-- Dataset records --
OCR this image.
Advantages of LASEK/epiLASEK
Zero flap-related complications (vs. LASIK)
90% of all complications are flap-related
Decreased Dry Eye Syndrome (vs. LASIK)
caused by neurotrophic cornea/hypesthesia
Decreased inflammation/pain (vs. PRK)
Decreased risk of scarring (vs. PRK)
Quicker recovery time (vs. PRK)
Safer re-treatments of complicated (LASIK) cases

-- TASK TO COMPLETE --
Look through the entries and find each line that has the string "complications". Copy those lines.

-- RESPONSE TO THE TASK --
Zero flap-related complications (vs. LASIK)
90% of all complications are flap-related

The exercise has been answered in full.